··· INFORMATION GIVEN ···
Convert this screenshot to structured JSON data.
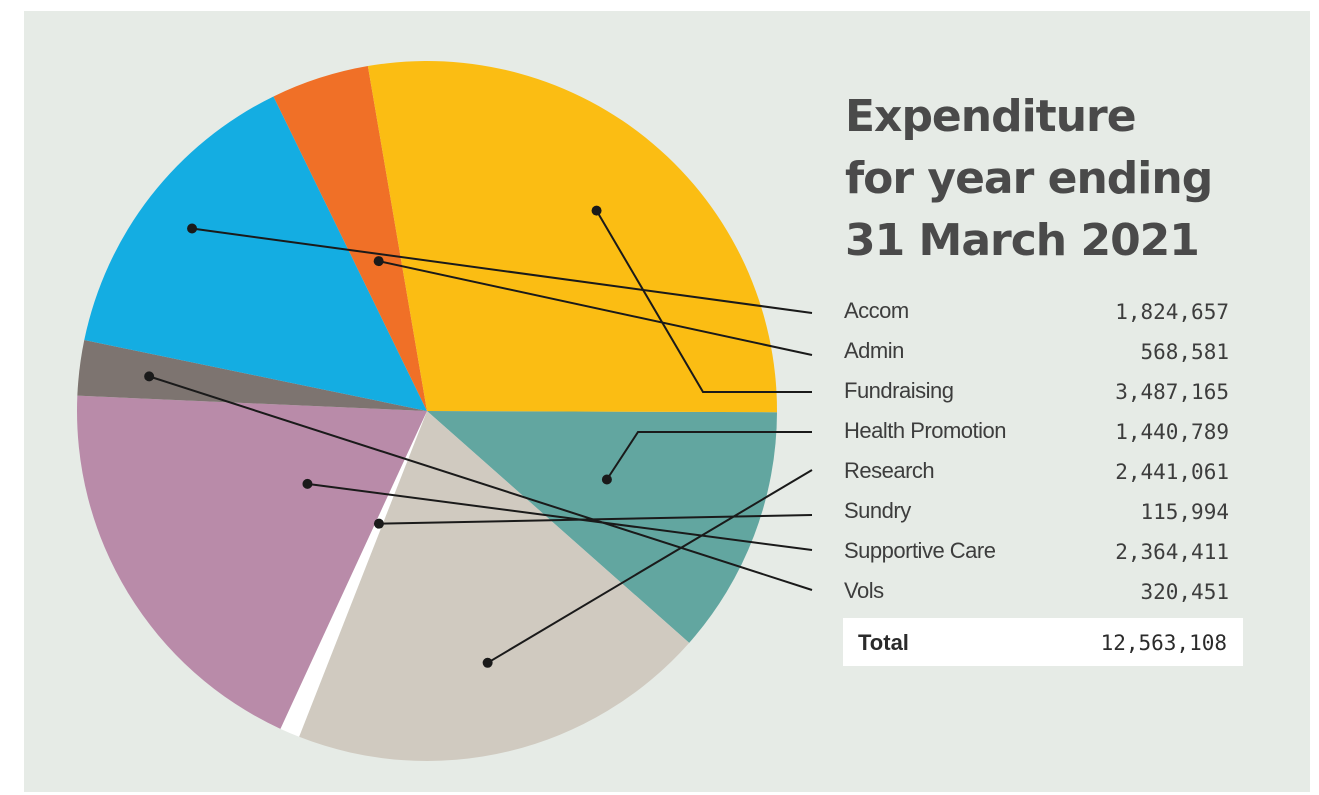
{
  "title_lines": [
    "Expenditure",
    "for year ending",
    "31 March 2021"
  ],
  "chart_data": {
    "type": "pie",
    "title": "Expenditure for year ending 31 March 2021",
    "categories": [
      "Accom",
      "Admin",
      "Fundraising",
      "Health Promotion",
      "Research",
      "Sundry",
      "Supportive Care",
      "Vols"
    ],
    "values": [
      1824657,
      568581,
      3487165,
      1440789,
      2441061,
      115994,
      2364411,
      320451
    ],
    "value_labels": [
      "1,824,657",
      "568,581",
      "3,487,165",
      "1,440,789",
      "2,441,061",
      "115,994",
      "2,364,411",
      "320,451"
    ],
    "colors": [
      "#14ade2",
      "#f07027",
      "#fbbd13",
      "#62a6a0",
      "#d0cac0",
      "#ffffff",
      "#b98ba9",
      "#7d7470"
    ],
    "slice_order": [
      "Health Promotion",
      "Research",
      "Sundry",
      "Supportive Care",
      "Vols",
      "Accom",
      "Admin",
      "Fundraising"
    ],
    "total_label": "Total",
    "total_value": "12,563,108",
    "legend_position": "right"
  }
}
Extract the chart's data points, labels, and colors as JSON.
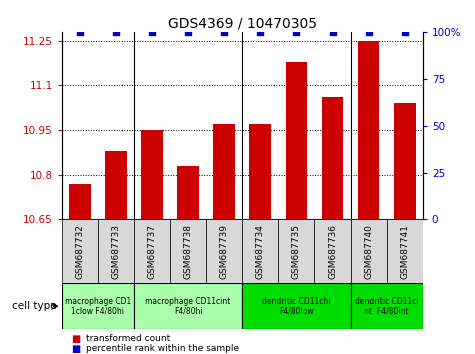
{
  "title": "GDS4369 / 10470305",
  "samples": [
    "GSM687732",
    "GSM687733",
    "GSM687737",
    "GSM687738",
    "GSM687739",
    "GSM687734",
    "GSM687735",
    "GSM687736",
    "GSM687740",
    "GSM687741"
  ],
  "transformed_counts": [
    10.77,
    10.88,
    10.95,
    10.83,
    10.97,
    10.97,
    11.18,
    11.06,
    11.25,
    11.04
  ],
  "percentile_ranks": [
    100,
    100,
    100,
    100,
    100,
    100,
    100,
    100,
    100,
    100
  ],
  "ylim_left": [
    10.65,
    11.28
  ],
  "ylim_right": [
    0,
    100
  ],
  "yticks_left": [
    10.65,
    10.8,
    10.95,
    11.1,
    11.25
  ],
  "ytick_labels_left": [
    "10.65",
    "10.8",
    "10.95",
    "11.1",
    "11.25"
  ],
  "yticks_right": [
    0,
    25,
    50,
    75,
    100
  ],
  "ytick_labels_right": [
    "0",
    "25",
    "50",
    "75",
    "100%"
  ],
  "bar_color": "#cc0000",
  "dot_color": "#0000cc",
  "background_color": "#ffffff",
  "sample_box_color": "#d8d8d8",
  "cell_type_groups": [
    {
      "label": "macrophage CD1\n1clow F4/80hi",
      "start": 0,
      "end": 2,
      "color": "#aaffaa"
    },
    {
      "label": "macrophage CD11cint\nF4/80hi",
      "start": 2,
      "end": 5,
      "color": "#aaffaa"
    },
    {
      "label": "dendritic CD11chi\nF4/80low",
      "start": 5,
      "end": 8,
      "color": "#00dd00"
    },
    {
      "label": "dendritic CD11ci\nnt  F4/80int",
      "start": 8,
      "end": 10,
      "color": "#00dd00"
    }
  ],
  "legend_items": [
    {
      "label": "transformed count",
      "color": "#cc0000"
    },
    {
      "label": "percentile rank within the sample",
      "color": "#0000cc"
    }
  ],
  "cell_type_label": "cell type",
  "group_boundaries": [
    1.5,
    4.5,
    7.5
  ]
}
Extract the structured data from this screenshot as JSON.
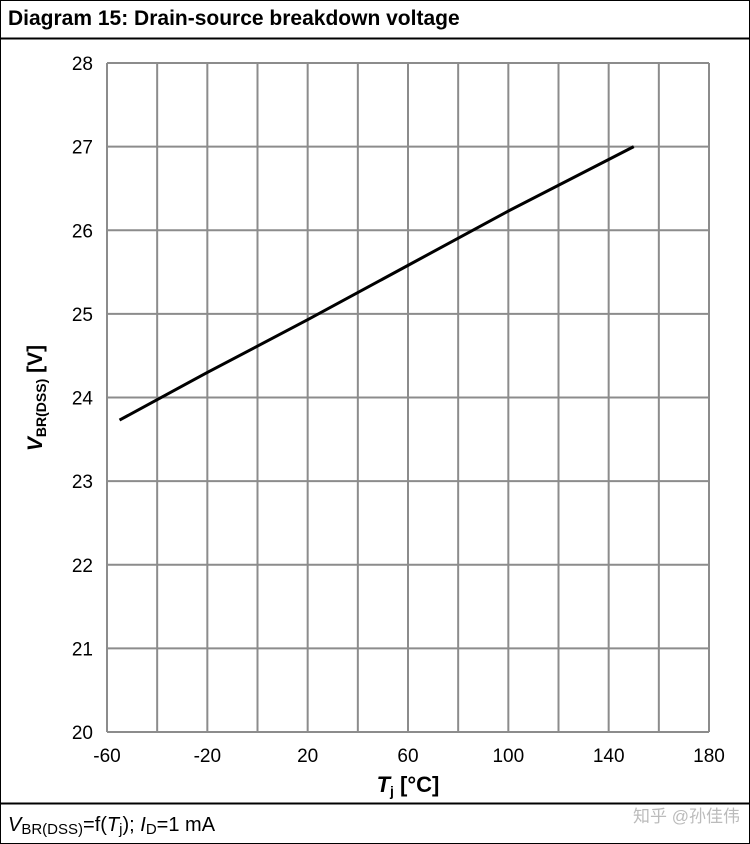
{
  "chart_data": {
    "type": "line",
    "title": "Diagram 15: Drain-source breakdown voltage",
    "ylabel": [
      "V",
      "BR(DSS)",
      " [V]"
    ],
    "xlabel": [
      "T",
      "j",
      " [°C]"
    ],
    "footnote": [
      "V",
      "BR(DSS)",
      "=f(",
      "T",
      "j",
      "); ",
      "I",
      "D",
      "=1 mA"
    ],
    "watermark": "知乎 @孙佳伟",
    "x": [
      -55,
      -20,
      20,
      60,
      100,
      150
    ],
    "series": [
      {
        "color": "#000000",
        "values": [
          23.73,
          24.3,
          24.93,
          25.58,
          26.23,
          27.0
        ]
      }
    ],
    "xlim": [
      -60,
      180
    ],
    "xticks": [
      -60,
      -20,
      20,
      60,
      100,
      140,
      180
    ],
    "xgrid": [
      -60,
      -40,
      -20,
      0,
      20,
      40,
      60,
      80,
      100,
      120,
      140,
      160,
      180
    ],
    "ylim": [
      20,
      28
    ],
    "yticks": [
      20,
      21,
      22,
      23,
      24,
      25,
      26,
      27,
      28
    ],
    "grid": true
  }
}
···
WORK TO DO: In the records shown above, how many lines include the word "JSON"? Answer with the number only.

FULL SOLUTION: 3